** BEGIN Given records **
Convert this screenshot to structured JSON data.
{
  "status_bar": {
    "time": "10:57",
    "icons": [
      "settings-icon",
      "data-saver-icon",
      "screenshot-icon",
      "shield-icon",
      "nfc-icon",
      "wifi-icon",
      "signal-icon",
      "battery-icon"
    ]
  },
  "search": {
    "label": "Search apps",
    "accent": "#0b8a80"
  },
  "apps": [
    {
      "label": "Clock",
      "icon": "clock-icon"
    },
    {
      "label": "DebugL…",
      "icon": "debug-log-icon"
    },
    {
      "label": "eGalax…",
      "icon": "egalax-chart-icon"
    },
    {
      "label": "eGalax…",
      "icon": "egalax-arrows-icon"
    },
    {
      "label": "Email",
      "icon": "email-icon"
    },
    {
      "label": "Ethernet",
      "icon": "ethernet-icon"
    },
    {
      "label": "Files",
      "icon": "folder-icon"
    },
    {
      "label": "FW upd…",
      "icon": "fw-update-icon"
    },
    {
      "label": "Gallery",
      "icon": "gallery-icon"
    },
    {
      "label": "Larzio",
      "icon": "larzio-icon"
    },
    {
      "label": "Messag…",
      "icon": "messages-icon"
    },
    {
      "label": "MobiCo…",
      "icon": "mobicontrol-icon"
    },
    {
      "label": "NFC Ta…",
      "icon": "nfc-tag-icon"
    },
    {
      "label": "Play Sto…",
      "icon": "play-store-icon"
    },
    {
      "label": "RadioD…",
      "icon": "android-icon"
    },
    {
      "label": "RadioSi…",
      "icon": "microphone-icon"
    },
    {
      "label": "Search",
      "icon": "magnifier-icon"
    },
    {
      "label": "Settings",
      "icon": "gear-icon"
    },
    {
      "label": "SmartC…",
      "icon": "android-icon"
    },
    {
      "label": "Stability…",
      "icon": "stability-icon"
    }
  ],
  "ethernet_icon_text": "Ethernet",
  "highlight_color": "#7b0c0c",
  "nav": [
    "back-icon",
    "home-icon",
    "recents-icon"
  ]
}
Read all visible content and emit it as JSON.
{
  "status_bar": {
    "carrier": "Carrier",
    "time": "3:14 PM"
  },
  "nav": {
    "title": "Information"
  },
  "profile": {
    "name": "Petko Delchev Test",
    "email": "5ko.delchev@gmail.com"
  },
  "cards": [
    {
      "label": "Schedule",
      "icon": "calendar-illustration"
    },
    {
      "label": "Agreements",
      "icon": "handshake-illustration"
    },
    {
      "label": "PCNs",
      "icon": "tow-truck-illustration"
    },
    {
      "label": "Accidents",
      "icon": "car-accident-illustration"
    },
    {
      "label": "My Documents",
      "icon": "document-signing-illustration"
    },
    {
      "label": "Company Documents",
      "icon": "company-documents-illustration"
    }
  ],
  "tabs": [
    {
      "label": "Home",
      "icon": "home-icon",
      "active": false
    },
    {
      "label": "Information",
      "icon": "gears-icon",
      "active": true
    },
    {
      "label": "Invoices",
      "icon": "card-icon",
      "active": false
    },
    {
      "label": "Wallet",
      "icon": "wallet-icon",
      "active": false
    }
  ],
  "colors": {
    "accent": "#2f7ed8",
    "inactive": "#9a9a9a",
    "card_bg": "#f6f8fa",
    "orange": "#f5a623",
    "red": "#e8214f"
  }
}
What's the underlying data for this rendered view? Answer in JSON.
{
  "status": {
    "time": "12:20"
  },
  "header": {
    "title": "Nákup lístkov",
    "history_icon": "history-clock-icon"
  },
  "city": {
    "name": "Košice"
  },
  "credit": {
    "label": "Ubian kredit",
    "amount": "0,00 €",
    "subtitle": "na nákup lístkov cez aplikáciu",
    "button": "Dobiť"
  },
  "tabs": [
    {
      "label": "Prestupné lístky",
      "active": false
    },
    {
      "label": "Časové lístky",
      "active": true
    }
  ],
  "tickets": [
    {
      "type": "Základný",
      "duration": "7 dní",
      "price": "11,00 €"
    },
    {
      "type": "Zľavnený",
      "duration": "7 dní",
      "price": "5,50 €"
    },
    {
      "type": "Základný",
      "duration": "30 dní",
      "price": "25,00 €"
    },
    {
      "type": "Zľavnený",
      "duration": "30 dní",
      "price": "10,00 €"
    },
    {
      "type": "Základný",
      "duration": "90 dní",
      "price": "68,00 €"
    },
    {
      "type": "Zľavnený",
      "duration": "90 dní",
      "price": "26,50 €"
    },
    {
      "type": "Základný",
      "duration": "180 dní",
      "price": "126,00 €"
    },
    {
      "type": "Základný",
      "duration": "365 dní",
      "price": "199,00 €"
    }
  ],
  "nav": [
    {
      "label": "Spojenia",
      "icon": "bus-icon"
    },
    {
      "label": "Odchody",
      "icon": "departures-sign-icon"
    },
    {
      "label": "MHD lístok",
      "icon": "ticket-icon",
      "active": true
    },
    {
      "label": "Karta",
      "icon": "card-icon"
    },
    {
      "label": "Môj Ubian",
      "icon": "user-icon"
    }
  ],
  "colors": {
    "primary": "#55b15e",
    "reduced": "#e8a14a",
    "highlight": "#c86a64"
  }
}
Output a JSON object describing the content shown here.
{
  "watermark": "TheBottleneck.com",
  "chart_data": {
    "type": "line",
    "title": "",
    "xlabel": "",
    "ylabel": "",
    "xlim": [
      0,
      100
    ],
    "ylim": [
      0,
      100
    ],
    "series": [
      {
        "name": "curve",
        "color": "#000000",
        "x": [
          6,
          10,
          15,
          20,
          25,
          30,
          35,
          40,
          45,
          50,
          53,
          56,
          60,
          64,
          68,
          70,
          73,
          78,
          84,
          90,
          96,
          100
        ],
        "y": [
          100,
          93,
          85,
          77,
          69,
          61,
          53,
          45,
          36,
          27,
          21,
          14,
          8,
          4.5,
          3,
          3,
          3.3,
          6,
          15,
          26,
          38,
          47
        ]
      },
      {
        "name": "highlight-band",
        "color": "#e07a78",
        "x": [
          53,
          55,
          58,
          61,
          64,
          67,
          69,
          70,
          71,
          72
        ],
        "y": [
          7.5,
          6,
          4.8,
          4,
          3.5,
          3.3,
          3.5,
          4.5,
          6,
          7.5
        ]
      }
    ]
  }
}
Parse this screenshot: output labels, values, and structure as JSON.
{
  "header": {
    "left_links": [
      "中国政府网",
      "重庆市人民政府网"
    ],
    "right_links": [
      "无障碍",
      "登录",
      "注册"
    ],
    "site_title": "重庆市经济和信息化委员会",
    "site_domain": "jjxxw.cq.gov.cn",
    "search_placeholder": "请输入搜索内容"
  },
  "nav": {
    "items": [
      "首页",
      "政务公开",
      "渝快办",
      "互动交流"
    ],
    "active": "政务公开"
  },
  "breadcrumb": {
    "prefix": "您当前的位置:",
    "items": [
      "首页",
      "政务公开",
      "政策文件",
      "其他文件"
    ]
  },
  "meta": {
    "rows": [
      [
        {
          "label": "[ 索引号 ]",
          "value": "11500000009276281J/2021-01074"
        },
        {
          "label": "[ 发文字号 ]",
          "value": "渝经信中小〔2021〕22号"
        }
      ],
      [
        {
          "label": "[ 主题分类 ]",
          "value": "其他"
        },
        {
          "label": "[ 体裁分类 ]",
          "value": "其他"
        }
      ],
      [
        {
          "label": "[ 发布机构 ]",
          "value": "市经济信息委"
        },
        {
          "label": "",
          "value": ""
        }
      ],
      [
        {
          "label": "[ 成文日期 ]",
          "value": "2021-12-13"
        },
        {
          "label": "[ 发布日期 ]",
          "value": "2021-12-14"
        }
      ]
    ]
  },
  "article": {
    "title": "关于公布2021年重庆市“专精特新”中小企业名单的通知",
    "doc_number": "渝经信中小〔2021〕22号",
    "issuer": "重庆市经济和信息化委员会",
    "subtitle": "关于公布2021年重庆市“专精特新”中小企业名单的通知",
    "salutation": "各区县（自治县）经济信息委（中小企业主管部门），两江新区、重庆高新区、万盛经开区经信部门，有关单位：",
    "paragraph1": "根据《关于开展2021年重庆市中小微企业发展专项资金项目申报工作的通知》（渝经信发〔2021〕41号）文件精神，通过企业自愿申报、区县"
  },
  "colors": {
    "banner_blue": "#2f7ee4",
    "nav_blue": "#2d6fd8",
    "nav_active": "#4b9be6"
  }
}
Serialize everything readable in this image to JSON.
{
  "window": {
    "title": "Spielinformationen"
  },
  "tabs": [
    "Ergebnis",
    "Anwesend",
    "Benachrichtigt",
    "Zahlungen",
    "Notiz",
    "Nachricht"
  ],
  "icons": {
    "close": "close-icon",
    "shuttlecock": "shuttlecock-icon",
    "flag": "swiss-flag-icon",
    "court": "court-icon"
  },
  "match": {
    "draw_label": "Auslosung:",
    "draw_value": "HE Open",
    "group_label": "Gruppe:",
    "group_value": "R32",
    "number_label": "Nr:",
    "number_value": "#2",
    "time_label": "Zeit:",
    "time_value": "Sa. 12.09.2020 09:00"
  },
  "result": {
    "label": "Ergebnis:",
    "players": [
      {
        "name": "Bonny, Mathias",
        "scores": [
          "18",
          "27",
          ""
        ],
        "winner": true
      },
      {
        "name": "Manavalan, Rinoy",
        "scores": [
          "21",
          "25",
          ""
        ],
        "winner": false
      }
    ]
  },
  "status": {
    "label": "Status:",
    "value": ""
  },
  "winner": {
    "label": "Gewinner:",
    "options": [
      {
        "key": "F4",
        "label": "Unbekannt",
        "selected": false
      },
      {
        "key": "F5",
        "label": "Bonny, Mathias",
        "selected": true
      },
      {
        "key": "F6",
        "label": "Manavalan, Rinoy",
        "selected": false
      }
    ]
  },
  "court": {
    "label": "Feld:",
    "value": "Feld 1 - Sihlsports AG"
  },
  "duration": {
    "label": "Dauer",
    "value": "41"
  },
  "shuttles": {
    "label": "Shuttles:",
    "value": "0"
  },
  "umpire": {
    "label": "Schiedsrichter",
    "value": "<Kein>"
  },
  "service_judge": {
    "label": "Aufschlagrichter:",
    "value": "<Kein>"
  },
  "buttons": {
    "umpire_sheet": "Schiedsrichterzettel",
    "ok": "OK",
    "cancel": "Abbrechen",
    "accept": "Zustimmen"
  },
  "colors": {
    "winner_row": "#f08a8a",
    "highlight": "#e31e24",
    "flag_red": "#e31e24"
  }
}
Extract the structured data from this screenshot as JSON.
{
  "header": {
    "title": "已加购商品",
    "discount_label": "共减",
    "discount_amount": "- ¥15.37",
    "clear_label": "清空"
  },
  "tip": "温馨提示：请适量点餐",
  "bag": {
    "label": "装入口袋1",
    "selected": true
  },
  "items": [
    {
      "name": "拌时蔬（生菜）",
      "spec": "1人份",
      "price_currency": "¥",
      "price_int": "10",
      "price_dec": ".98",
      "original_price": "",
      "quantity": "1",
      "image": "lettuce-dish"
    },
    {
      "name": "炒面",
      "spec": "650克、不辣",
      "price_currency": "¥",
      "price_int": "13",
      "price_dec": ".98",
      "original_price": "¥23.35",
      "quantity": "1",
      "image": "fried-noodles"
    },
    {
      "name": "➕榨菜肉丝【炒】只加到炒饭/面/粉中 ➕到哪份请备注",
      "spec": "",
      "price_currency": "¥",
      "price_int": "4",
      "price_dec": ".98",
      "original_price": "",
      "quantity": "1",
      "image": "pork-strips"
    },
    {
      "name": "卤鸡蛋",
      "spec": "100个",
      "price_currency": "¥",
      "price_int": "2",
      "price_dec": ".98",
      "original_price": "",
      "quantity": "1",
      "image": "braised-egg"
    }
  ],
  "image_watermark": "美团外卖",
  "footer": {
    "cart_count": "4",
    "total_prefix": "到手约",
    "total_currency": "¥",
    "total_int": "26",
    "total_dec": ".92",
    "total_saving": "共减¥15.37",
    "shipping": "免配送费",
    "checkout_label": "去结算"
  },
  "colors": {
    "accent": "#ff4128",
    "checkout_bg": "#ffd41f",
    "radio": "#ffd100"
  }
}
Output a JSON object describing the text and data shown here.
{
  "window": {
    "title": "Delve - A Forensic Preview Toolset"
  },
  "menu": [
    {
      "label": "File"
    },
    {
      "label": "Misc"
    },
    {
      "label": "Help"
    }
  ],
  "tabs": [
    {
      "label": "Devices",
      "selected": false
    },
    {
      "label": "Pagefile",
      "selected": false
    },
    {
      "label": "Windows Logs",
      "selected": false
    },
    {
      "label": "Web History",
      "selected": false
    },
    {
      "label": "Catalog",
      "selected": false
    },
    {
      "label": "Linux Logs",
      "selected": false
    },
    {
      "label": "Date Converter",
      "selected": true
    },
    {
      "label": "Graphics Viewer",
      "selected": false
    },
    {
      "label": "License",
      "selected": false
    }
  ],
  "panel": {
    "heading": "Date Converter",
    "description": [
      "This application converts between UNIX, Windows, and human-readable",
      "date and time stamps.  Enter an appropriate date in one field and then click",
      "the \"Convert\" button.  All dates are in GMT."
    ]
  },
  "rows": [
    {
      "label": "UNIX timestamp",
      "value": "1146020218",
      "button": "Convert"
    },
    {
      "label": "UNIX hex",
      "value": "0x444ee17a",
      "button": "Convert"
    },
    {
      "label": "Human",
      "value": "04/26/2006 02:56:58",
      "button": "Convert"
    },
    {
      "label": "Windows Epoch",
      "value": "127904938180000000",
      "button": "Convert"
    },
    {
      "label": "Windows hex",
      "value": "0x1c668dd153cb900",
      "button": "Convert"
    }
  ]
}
** END Given records **
- Stated exercise:
Determine the number of lines in the listing that hold the word "subtitle", and supply that number and nothing further.

- Result for this task:
2